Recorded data
________________

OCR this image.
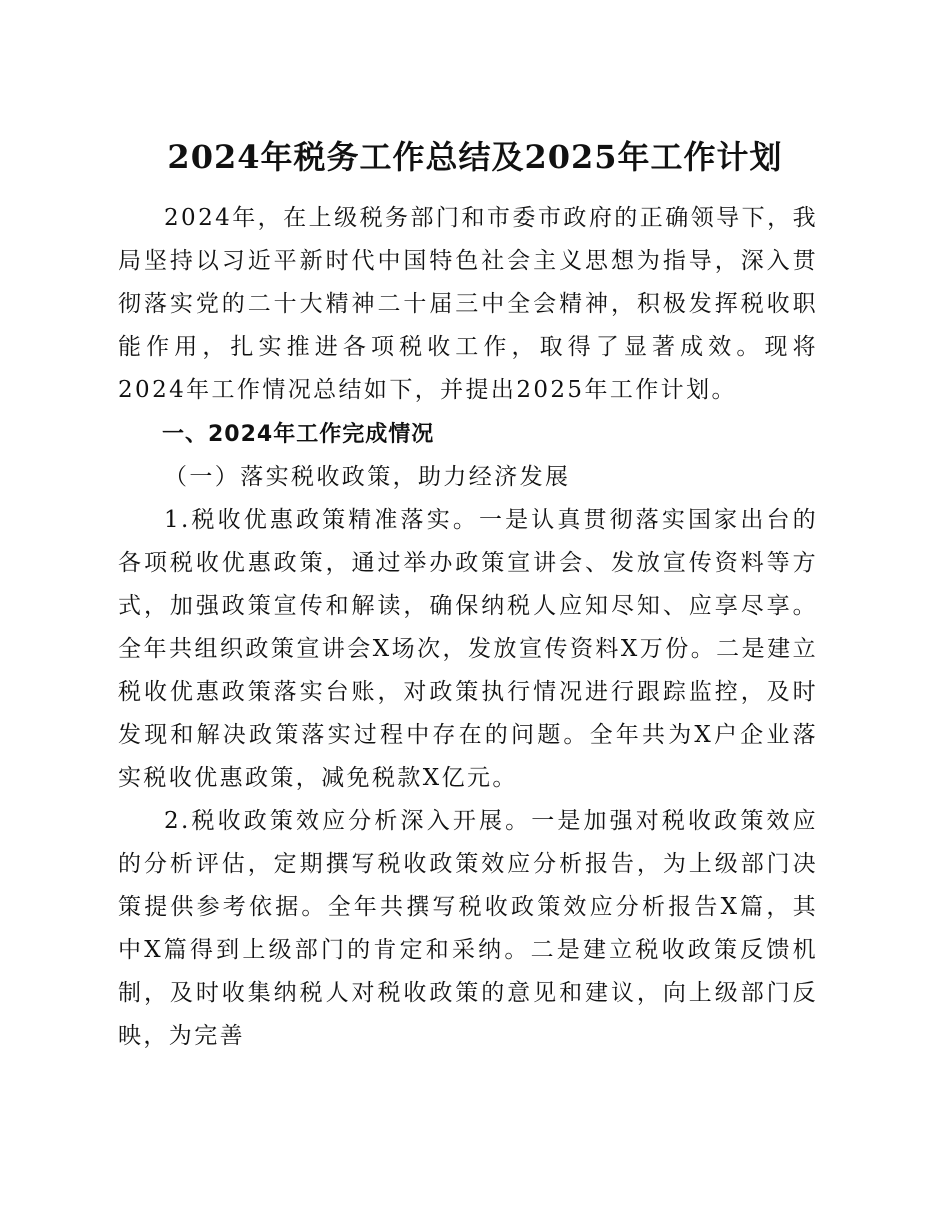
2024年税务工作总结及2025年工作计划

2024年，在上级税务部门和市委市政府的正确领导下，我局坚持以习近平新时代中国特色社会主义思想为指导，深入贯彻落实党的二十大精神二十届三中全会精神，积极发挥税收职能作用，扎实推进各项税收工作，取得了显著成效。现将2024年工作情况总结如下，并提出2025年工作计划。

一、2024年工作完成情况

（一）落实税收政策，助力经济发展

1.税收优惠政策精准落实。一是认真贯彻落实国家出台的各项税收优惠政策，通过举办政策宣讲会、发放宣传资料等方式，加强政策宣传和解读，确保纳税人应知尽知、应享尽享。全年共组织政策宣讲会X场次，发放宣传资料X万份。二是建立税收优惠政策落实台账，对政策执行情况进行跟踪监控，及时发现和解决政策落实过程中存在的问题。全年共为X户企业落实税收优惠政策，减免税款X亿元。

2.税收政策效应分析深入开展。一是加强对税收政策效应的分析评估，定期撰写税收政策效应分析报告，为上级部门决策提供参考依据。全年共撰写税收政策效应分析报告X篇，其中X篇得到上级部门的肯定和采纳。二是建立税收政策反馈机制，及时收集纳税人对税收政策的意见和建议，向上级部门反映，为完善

________________

• EXERCISE REQUIREMENTS: Quote the preceding records in their entirety, excluding every picture.

• CORRECT RESULT:
OCR this image.
2024年税务工作总结及2025年工作计划

2024年，在上级税务部门和市委市政府的正确领导下，我局坚持以习近平新时代中国特色社会主义思想为指导，深入贯彻落实党的二十大精神二十届三中全会精神，积极发挥税收职能作用，扎实推进各项税收工作，取得了显著成效。现将2024年工作情况总结如下，并提出2025年工作计划。

一、2024年工作完成情况

（一）落实税收政策，助力经济发展

1.税收优惠政策精准落实。一是认真贯彻落实国家出台的各项税收优惠政策，通过举办政策宣讲会、发放宣传资料等方式，加强政策宣传和解读，确保纳税人应知尽知、应享尽享。全年共组织政策宣讲会X场次，发放宣传资料X万份。二是建立税收优惠政策落实台账，对政策执行情况进行跟踪监控，及时发现和解决政策落实过程中存在的问题。全年共为X户企业落实税收优惠政策，减免税款X亿元。

2.税收政策效应分析深入开展。一是加强对税收政策效应的分析评估，定期撰写税收政策效应分析报告，为上级部门决策提供参考依据。全年共撰写税收政策效应分析报告X篇，其中X篇得到上级部门的肯定和采纳。二是建立税收政策反馈机制，及时收集纳税人对税收政策的意见和建议，向上级部门反映，为完善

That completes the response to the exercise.